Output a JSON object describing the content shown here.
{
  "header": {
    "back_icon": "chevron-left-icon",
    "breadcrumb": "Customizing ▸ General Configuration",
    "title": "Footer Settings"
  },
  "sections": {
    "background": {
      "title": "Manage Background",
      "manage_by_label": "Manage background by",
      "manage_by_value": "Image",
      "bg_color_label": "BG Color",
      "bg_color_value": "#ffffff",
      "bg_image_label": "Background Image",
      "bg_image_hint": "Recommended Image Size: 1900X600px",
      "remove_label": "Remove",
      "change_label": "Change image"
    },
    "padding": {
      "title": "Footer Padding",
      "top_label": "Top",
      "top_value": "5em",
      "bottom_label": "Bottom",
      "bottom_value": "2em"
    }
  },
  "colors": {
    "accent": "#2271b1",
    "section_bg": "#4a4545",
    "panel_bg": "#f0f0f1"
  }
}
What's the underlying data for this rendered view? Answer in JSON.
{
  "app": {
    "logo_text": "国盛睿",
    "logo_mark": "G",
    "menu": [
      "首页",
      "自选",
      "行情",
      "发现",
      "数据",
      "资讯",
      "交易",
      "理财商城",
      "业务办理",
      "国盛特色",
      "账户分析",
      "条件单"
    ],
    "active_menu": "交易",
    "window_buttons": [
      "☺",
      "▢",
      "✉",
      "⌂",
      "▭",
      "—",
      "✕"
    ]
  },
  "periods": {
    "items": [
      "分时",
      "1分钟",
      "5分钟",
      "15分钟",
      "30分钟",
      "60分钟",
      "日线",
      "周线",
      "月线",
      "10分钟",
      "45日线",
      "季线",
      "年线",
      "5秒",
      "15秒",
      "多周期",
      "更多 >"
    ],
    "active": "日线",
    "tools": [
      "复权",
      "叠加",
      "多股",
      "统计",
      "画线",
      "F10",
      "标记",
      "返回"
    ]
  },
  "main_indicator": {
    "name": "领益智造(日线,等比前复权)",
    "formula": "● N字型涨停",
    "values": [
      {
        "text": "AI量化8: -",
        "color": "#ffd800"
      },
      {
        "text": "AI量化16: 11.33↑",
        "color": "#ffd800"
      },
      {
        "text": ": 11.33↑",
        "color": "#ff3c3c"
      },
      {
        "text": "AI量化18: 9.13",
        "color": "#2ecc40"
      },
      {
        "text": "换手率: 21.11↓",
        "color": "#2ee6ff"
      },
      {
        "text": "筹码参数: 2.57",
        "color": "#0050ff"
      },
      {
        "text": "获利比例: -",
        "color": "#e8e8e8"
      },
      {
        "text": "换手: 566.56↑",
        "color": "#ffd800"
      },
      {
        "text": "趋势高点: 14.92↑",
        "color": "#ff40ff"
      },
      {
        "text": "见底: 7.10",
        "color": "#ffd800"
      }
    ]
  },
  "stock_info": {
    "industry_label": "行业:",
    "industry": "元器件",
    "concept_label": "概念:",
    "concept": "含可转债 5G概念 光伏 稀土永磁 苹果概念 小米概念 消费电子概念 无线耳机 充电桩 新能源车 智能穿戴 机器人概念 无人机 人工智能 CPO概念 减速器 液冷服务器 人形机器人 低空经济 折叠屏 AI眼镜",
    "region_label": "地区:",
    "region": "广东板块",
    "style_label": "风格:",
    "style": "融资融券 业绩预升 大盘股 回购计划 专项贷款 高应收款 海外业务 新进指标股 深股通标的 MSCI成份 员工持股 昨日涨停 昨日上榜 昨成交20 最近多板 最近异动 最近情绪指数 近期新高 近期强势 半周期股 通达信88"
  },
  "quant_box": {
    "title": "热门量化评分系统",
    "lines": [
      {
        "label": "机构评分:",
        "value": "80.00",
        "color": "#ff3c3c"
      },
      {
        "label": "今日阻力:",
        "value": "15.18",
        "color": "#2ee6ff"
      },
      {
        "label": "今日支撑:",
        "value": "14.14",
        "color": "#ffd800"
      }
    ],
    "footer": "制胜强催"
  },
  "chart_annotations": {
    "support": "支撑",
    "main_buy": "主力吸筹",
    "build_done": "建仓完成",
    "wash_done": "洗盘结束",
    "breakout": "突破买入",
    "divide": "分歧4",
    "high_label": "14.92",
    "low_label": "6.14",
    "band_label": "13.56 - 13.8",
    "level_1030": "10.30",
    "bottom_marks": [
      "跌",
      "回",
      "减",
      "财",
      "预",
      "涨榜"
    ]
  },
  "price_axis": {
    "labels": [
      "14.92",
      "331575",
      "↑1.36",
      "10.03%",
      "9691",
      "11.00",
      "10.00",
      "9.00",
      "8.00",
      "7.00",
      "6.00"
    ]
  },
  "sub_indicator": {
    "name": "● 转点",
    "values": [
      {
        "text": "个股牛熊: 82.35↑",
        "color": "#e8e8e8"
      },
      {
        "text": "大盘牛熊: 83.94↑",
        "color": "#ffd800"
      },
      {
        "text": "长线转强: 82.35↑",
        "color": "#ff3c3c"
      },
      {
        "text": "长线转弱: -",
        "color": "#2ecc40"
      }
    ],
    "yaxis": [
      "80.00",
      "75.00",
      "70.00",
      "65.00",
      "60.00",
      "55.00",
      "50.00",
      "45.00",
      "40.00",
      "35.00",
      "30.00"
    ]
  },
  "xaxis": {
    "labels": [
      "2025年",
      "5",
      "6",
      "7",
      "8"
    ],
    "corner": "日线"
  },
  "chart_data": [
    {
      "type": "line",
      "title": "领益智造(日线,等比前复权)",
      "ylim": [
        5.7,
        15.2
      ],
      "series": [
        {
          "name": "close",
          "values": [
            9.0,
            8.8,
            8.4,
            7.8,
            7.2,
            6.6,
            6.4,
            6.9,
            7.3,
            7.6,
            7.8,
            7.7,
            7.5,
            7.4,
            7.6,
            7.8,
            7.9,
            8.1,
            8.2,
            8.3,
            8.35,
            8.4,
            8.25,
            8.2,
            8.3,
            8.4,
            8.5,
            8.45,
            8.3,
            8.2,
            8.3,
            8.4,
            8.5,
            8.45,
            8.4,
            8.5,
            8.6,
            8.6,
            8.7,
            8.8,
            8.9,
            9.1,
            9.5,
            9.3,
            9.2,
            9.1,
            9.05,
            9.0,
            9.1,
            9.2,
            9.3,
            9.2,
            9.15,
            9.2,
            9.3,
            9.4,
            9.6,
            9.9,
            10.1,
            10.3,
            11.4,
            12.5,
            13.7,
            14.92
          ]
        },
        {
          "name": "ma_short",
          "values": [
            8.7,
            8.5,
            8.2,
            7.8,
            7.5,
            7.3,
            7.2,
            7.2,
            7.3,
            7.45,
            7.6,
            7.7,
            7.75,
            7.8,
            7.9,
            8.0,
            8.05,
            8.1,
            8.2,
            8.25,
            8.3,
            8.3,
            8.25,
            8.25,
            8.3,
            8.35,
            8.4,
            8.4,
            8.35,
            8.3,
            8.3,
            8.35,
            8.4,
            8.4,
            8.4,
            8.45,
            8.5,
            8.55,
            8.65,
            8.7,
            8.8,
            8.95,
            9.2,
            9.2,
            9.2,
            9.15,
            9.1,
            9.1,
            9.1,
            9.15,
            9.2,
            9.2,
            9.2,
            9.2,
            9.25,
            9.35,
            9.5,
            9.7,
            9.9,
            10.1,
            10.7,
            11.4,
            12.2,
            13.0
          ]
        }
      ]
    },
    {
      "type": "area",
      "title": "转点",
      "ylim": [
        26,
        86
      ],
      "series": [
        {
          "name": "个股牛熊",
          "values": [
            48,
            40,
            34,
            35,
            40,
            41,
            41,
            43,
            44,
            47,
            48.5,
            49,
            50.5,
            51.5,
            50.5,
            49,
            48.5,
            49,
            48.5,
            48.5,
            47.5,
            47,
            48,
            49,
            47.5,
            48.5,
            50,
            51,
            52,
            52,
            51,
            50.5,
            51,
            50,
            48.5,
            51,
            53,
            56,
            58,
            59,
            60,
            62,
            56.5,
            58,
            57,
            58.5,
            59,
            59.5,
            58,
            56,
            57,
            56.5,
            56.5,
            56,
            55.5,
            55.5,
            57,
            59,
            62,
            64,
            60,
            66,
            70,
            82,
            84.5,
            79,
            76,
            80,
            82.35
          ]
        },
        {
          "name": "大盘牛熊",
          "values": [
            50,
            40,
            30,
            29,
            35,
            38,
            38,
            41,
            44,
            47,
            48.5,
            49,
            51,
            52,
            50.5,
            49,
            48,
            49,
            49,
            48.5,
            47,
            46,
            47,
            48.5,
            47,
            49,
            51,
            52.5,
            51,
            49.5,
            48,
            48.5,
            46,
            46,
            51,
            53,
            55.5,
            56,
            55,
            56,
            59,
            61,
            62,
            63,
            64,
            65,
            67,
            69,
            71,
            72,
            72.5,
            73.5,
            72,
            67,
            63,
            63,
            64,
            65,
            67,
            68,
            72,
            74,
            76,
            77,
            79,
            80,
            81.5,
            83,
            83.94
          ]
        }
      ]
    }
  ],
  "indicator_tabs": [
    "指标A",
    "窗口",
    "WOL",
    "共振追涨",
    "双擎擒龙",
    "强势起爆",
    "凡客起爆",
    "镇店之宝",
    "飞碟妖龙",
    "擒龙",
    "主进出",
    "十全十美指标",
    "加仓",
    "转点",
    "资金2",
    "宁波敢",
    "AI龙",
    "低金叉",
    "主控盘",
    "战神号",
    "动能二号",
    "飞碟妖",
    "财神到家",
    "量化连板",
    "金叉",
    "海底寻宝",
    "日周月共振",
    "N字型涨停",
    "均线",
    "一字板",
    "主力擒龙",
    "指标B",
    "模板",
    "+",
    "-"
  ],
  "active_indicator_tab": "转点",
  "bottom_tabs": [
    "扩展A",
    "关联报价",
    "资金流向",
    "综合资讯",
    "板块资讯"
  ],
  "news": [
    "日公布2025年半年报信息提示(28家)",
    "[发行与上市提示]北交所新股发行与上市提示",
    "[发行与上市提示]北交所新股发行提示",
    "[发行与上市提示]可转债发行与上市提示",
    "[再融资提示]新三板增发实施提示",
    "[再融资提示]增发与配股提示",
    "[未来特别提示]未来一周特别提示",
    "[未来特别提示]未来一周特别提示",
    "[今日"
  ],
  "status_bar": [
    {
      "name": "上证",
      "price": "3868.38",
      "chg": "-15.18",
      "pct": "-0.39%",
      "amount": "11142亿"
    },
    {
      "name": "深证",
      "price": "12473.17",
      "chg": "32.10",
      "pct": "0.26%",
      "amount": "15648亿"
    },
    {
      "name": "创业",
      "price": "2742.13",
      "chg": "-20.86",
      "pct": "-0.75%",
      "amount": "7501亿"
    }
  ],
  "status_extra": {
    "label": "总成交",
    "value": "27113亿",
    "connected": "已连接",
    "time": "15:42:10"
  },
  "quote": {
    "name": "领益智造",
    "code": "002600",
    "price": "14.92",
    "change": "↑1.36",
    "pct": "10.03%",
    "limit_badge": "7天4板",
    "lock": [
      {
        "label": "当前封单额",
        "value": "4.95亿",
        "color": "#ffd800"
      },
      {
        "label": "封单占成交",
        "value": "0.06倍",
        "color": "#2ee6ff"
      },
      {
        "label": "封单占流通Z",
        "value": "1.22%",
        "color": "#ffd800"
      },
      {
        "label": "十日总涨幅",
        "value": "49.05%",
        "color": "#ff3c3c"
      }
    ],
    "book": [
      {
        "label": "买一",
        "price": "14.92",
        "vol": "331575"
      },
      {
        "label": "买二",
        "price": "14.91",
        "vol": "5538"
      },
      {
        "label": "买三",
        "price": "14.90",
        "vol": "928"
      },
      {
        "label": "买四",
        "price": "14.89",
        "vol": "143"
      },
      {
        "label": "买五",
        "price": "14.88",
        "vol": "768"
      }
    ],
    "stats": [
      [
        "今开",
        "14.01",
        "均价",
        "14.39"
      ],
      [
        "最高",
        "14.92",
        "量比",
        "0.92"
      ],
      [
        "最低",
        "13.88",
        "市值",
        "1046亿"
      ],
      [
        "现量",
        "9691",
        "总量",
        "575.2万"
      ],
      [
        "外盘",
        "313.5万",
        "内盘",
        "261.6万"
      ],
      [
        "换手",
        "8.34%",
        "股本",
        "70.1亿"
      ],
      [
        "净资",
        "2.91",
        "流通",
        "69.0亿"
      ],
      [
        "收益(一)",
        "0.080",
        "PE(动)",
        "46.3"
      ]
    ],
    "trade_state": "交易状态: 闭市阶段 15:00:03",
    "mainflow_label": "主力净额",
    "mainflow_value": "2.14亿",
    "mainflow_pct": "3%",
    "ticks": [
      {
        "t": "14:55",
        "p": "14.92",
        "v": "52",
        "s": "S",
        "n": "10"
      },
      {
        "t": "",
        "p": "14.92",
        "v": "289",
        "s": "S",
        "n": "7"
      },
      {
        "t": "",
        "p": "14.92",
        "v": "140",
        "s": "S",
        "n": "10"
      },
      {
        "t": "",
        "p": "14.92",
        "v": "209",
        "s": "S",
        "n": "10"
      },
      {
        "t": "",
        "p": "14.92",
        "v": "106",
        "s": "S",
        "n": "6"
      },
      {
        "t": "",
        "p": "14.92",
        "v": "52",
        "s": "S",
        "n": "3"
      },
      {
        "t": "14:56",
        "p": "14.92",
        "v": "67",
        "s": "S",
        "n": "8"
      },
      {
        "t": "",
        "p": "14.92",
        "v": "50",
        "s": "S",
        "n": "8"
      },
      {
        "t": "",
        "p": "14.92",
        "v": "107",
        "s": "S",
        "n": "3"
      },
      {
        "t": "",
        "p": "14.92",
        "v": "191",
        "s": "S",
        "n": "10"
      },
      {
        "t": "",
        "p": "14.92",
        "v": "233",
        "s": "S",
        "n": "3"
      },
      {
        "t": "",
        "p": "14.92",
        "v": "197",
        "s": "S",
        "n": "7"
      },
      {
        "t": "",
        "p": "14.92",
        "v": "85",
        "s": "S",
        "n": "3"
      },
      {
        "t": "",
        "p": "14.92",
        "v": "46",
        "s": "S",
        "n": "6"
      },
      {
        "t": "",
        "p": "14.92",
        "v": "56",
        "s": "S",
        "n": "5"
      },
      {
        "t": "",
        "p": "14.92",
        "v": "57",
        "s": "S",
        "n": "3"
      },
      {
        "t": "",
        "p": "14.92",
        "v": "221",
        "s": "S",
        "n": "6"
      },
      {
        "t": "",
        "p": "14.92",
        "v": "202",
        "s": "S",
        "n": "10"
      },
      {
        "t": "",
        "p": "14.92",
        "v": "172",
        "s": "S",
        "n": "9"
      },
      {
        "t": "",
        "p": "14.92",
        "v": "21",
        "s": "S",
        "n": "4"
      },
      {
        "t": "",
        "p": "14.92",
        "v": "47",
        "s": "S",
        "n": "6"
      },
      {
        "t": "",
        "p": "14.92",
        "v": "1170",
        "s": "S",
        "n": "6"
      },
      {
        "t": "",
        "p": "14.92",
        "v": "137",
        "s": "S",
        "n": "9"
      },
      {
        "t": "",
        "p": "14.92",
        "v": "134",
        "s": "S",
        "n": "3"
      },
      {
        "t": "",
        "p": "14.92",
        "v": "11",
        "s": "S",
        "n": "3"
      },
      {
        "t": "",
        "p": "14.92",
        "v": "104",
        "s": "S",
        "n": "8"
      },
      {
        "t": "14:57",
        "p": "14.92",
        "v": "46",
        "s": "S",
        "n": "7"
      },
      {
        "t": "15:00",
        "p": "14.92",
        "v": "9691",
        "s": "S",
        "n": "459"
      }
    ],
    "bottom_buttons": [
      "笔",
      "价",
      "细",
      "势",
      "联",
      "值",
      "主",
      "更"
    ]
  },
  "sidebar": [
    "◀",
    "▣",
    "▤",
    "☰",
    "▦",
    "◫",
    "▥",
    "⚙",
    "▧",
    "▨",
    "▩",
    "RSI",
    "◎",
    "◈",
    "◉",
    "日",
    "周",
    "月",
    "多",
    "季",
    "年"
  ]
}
● ● ●
§ **Challenge**: Wherever the string "等比前复权" appears in the entries above, list that line.

§ **Right answer**:
    "name": "领益智造(日线,等比前复权)",
      "title": "领益智造(日线,等比前复权)",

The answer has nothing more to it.